##### Entries shown #####

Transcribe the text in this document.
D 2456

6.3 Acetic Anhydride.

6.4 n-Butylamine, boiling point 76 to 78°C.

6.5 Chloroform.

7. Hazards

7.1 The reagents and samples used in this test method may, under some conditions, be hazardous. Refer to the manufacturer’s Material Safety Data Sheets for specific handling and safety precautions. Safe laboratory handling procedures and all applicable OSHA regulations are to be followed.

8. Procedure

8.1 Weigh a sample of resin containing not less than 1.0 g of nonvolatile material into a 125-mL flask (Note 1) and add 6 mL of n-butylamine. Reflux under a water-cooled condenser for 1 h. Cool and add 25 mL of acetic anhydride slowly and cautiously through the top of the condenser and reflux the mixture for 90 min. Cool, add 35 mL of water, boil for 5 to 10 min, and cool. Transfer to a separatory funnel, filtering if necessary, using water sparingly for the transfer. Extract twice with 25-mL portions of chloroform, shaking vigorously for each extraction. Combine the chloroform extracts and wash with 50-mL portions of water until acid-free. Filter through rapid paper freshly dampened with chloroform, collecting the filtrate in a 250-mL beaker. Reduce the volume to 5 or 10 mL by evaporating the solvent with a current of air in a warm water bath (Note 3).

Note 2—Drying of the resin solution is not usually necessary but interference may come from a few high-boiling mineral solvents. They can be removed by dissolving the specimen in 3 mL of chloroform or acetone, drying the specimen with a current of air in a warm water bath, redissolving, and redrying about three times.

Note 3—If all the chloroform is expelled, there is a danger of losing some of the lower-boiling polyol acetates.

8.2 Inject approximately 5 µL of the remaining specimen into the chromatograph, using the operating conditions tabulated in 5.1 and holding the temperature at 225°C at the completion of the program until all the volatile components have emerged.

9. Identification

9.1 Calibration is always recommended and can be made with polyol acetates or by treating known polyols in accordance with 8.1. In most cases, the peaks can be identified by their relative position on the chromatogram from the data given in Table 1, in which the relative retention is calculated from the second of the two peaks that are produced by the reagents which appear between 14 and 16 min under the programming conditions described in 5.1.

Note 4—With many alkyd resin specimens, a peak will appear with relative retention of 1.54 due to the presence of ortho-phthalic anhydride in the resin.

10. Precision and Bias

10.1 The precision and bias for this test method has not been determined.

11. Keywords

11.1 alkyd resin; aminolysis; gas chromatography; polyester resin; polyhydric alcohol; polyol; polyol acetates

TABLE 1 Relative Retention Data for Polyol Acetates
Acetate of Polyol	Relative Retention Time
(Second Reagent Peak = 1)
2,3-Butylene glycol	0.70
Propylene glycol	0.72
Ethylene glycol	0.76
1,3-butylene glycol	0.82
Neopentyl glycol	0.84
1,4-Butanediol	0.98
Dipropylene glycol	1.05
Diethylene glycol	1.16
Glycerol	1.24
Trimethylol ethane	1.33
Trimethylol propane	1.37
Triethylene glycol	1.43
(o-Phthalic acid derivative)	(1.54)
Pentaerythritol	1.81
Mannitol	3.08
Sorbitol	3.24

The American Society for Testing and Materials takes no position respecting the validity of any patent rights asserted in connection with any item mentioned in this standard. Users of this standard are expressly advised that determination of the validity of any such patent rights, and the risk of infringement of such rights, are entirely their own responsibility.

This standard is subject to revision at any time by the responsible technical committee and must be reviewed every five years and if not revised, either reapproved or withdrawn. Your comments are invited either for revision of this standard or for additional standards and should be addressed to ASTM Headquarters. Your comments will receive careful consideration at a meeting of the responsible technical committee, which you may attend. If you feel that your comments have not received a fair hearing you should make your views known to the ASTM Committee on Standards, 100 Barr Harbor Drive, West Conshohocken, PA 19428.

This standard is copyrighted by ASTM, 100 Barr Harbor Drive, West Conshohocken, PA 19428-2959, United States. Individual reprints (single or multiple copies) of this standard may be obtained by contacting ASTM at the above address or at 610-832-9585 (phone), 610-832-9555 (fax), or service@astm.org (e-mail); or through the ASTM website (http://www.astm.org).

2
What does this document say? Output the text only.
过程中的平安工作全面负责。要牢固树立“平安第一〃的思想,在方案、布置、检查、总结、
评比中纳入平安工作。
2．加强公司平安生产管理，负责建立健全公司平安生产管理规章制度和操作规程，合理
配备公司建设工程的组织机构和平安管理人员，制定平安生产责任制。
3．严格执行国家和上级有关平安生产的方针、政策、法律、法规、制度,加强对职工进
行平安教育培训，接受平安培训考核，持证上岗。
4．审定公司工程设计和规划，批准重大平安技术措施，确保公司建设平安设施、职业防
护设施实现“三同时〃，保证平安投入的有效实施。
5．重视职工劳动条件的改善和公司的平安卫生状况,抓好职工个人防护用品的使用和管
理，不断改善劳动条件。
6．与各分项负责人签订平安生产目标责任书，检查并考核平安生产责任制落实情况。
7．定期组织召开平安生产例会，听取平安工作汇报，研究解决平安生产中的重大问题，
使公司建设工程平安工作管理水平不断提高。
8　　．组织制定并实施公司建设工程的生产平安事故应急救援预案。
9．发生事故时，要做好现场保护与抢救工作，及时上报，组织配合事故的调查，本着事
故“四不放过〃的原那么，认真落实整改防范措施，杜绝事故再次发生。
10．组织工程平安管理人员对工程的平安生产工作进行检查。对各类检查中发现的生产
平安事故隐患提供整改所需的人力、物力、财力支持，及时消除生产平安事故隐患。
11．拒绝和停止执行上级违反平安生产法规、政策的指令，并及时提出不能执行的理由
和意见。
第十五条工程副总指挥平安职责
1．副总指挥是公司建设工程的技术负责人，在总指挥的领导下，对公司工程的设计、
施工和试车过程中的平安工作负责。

#####

Exercise requirements => Count the lines in the entries above that include the string "text", then give only that figure.

Result below => 2